Directions for this task
Sum up the forum thread about rail travel from Florida to Maine in two sentences.

Given passage
I did a similar trip years ago from Orlando.  Train 92 to WAS, then 66 to BOS, then Downeaster to Portland.  If I did it again, I would do something different (but not sure what).  I did not enjoy the overnight trip from WAS to BOS.


----------



## Palmetto (Nov 5, 2018)

cpotisch said:


> I'm not making a statement one way or the other about whether checked baggage is necessary or if that's an insufficient number of trains offering it. But it is incorrect to say that the overnight Regional is the only train with checked baggage serving the city.


I know that; but this discussion is about Florida to Maine, not Syracuse to Boston.


----------



## cpotisch (Nov 5, 2018)

Palmetto said:


> I know that; but this discussion is about Florida to Maine, not Syracuse to Boston.


You said, and I quote, "And Amtrak, in its infinite wisdom, carries baggage to Boston on only one train per day:  the overnight WAS-BOS train." Sounded to me like you were saying that the overnight Regional is the one and only train serving Boston with checked baggage each day. You didn't say anything about it being the only train on the NEC train to do that. You said that it's the _only_ train at all to do that. So I figured I'd clarify that the LSL also does.


----------



## cpotisch (Nov 5, 2018)

troo troo tcrane said:


> Ok I just re-studied the options given to me on the Amtrak website and the overnight Was to Bos train is best paired with Star, assuming I am reading it correctly.
> 
> I will rethink the Boston to Portland leg.


The Downeaster is a very nice ride and I think that if you have the extra hour or two, you should take it. Just my two cents on that.


----------



## Maverickstation (Nov 6, 2018)

AG1 said:


> There is a tunnel walkway from the "T" Orange/Green line station to the Boston North Station with escalators and elevators.


That tunnel has been closed for awhile now due to a major construction project. The exit from the T to the street level only requires about. 1 block walk.


----------



## ehbowen (Nov 6, 2018)

troo troo tcrane said:


> Ok I just re-studied the options given to me on the Amtrak website and the overnight Was to Bos train is best paired with Star, assuming I am reading it correctly.
> 
> I will rethink the Boston to Portland leg.

Extracted information
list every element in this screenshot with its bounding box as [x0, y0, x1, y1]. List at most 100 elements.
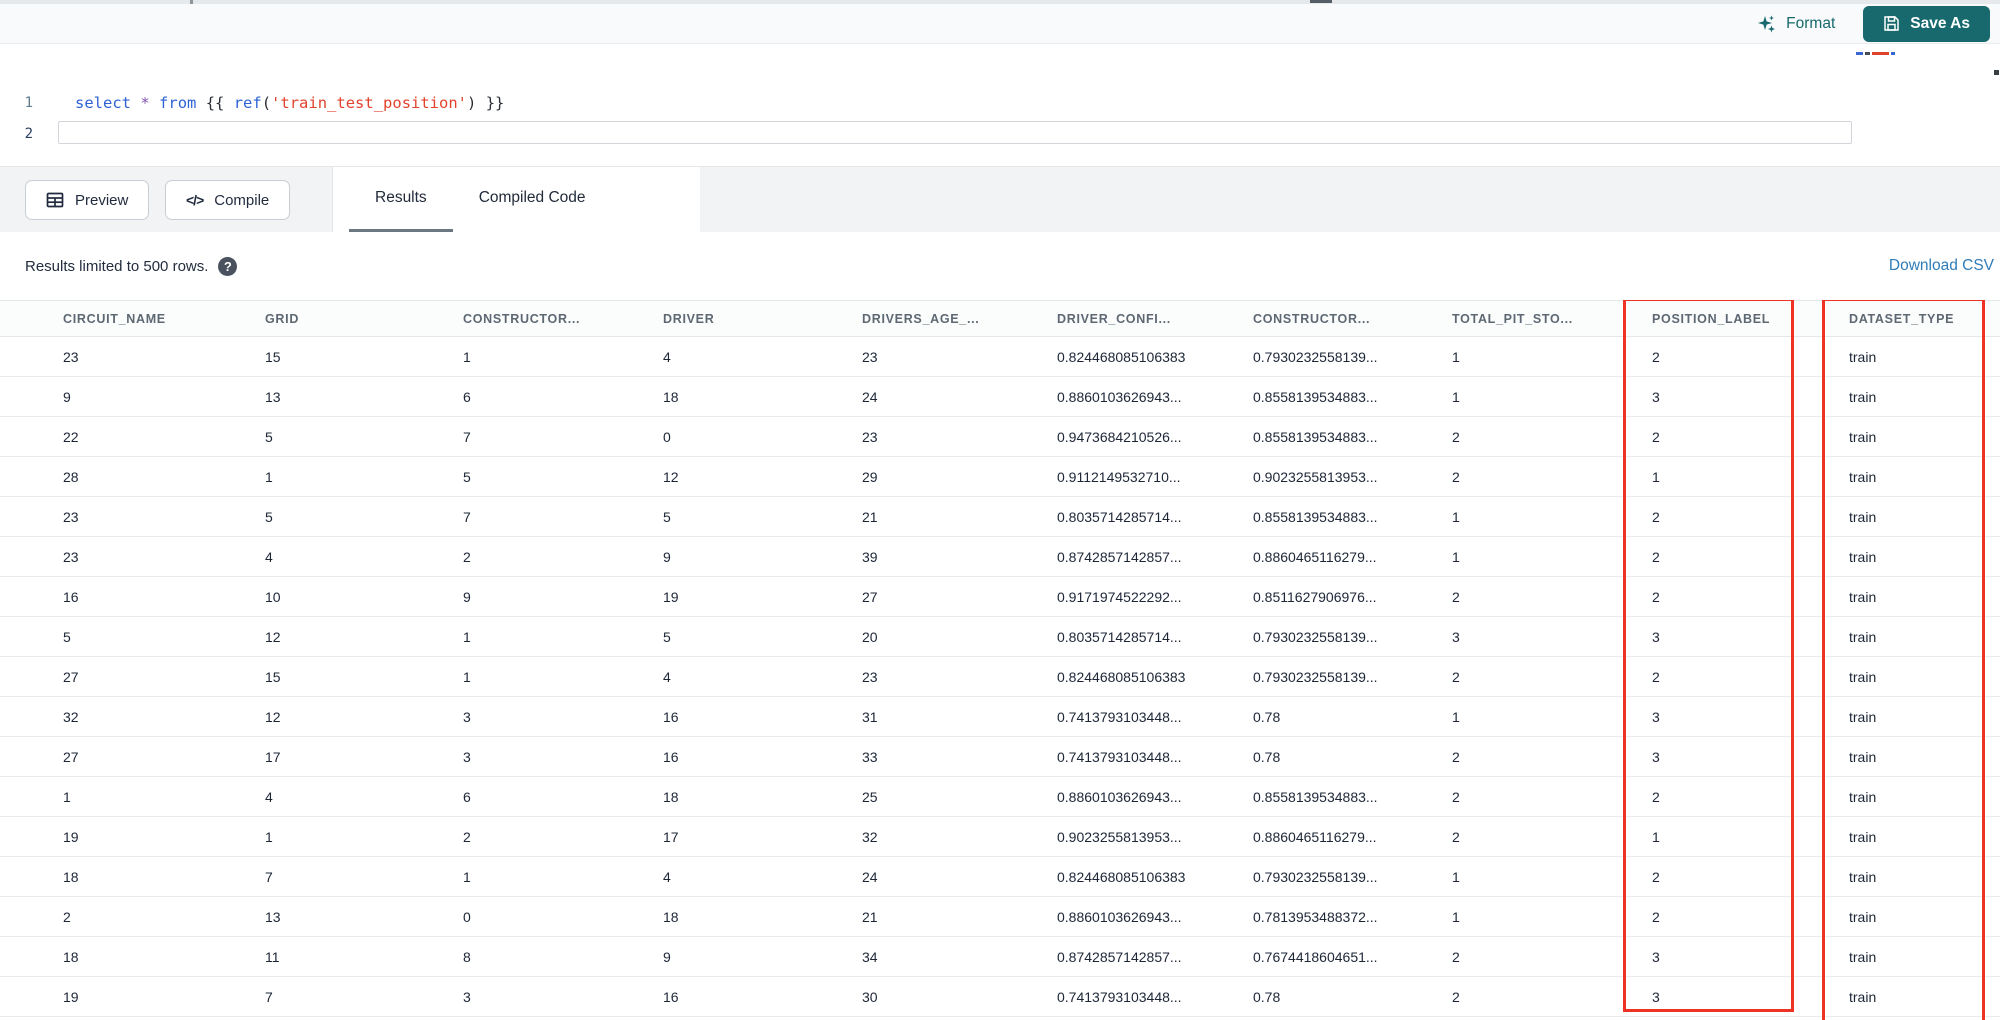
preview-button[interactable]: Preview	[25, 180, 150, 220]
code-editor[interactable]: 1 2 select * from {{ ref('train_test_pos…	[0, 44, 2000, 166]
table-cell: train	[1849, 948, 1877, 965]
table-cell: 19	[63, 988, 79, 1005]
table-cell: 12	[663, 468, 679, 485]
table-cell: 18	[663, 788, 679, 805]
table-cell: train	[1849, 708, 1877, 725]
editor-top-bar: Format Save As	[0, 4, 2000, 44]
editor-minimap[interactable]	[1856, 52, 1904, 56]
table-cell: 5	[265, 428, 273, 445]
table-cell: 5	[663, 508, 671, 525]
table-cell: 0.8860103626943...	[1057, 908, 1182, 925]
table-cell: 29	[862, 468, 878, 485]
table-cell: 27	[63, 668, 79, 685]
table-cell: 0.7930232558139...	[1253, 868, 1378, 885]
download-csv-link[interactable]: Download CSV	[1889, 257, 1994, 275]
table-row: 1 4 6 18 25 0.8860103626943... 0.8558139534883…	[0, 777, 2000, 817]
table-cell: 20	[862, 628, 878, 645]
table-cell: 23	[63, 508, 79, 525]
table-cell: 16	[663, 748, 679, 765]
table-cell: 0.8511627906976...	[1253, 588, 1377, 605]
table-cell: train	[1849, 428, 1877, 445]
table-cell: train	[1849, 628, 1877, 645]
table-cell: 2	[1452, 668, 1460, 685]
table-cell: 17	[265, 748, 281, 765]
table-cell: 13	[265, 908, 281, 925]
table-cell: train	[1849, 828, 1877, 845]
table-cell: 18	[663, 388, 679, 405]
column-header: POSITION_LABEL	[1652, 311, 1771, 326]
table-cell: 15	[265, 348, 281, 365]
table-cell: 0	[663, 428, 671, 445]
table-row: 27 15 1 4 23 0.824468085106383 0.7930232558139…	[0, 657, 2000, 697]
table-cell: 1	[265, 828, 273, 845]
table-cell: 32	[862, 828, 878, 845]
table-cell: 2	[463, 828, 471, 845]
save-as-button[interactable]: Save As	[1863, 5, 1990, 42]
table-row: 28 1 5 12 29 0.9112149532710... 0.902325581395…	[0, 457, 2000, 497]
table-cell: 1	[1452, 908, 1460, 925]
table-row: 18 11 8 9 34 0.8742857142857... 0.767441860465…	[0, 937, 2000, 977]
table-row: 32 12 3 16 31 0.7413793103448... 0.78 1 3 train	[0, 697, 2000, 737]
table-cell: 4	[663, 668, 671, 685]
results-toolbar: Preview </> Compile Results Compiled Cod…	[0, 166, 2000, 233]
table-cell: 1	[1452, 508, 1460, 525]
table-cell: 3	[463, 988, 471, 1005]
table-cell: 12	[265, 628, 281, 645]
format-button[interactable]: Format	[1757, 14, 1835, 34]
table-cell: 0.8742857142857...	[1057, 548, 1182, 565]
table-cell: 10	[265, 588, 281, 605]
table-cell: 18	[63, 948, 79, 965]
table-cell: 3	[1652, 988, 1660, 1005]
table-cell: train	[1849, 668, 1877, 685]
table-cell: 1	[1452, 348, 1460, 365]
column-header: CIRCUIT_NAME	[63, 311, 166, 326]
table-cell: 2	[1452, 428, 1460, 445]
table-cell: 32	[63, 708, 79, 725]
table-cell: 3	[463, 708, 471, 725]
table-cell: 24	[862, 388, 878, 405]
table-cell: 9	[663, 948, 671, 965]
table-cell: 2	[463, 548, 471, 565]
table-cell: 0.7930232558139...	[1253, 628, 1378, 645]
table-cell: 1	[1652, 828, 1660, 845]
results-table: CIRCUIT_NAME GRID CONSTRUCTOR... DRIVER DRIV…	[0, 300, 2000, 1020]
tab-compiled-code[interactable]: Compiled Code	[453, 167, 612, 233]
table-cell: 13	[265, 388, 281, 405]
table-cell: 0.8860465116279...	[1253, 828, 1377, 845]
table-cell: 19	[663, 588, 679, 605]
help-icon[interactable]: ?	[218, 256, 238, 276]
table-cell: 0.8558139534883...	[1253, 788, 1378, 805]
table-cell: 4	[265, 548, 273, 565]
table-cell: 34	[862, 948, 878, 965]
table-row: 2 13 0 18 21 0.8860103626943... 0.781395348837…	[0, 897, 2000, 937]
table-cell: 1	[1452, 388, 1460, 405]
table-cell: train	[1849, 868, 1877, 885]
table-cell: 23	[63, 348, 79, 365]
table-cell: 12	[265, 708, 281, 725]
format-label: Format	[1786, 14, 1836, 32]
table-cell: 1	[1452, 868, 1460, 885]
table-cell: 39	[862, 548, 878, 565]
table-cell: 0.7413793103448...	[1057, 708, 1182, 725]
table-cell: 2	[1452, 748, 1460, 765]
compile-button[interactable]: </> Compile	[165, 180, 291, 220]
table-row: 23 5 7 5 21 0.8035714285714... 0.8558139534883…	[0, 497, 2000, 537]
table-cell: 0.8860103626943...	[1057, 388, 1182, 405]
tab-results[interactable]: Results	[349, 167, 453, 233]
table-cell: 7	[265, 868, 273, 885]
column-header: TOTAL_PIT_STO...	[1452, 311, 1573, 326]
table-cell: 23	[862, 428, 878, 445]
table-cell: 1	[265, 468, 273, 485]
column-header: CONSTRUCTOR...	[1253, 311, 1371, 326]
column-header: GRID	[265, 311, 300, 326]
table-cell: 3	[1652, 628, 1660, 645]
table-cell: 6	[463, 388, 471, 405]
table-cell: 2	[1652, 548, 1660, 565]
table-cell: 5	[663, 628, 671, 645]
table-cell: 0.824468085106383	[1057, 668, 1186, 685]
table-cell: 1	[463, 668, 471, 685]
column-header: DRIVERS_AGE_...	[862, 311, 980, 326]
table-row: 22 5 7 0 23 0.9473684210526... 0.8558139534883…	[0, 417, 2000, 457]
table-cell: 2	[1452, 948, 1460, 965]
table-row: 23 4 2 9 39 0.8742857142857... 0.8860465116279…	[0, 537, 2000, 577]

Reply
Forum members discuss taking Amtrak from Florida to Maine, and one recalls an earlier trip from Orlando through Washington and Boston to Portland whose overnight Washington-to-Boston leg they did not enjoy. Others debate whether the overnight Washington-to-Boston train is the only one carrying checked baggage to Boston, recommend the Downeaster for the Boston-to-Portland leg, and note that the tunnel walkway from the T station to Boston North Station has been closed for construction.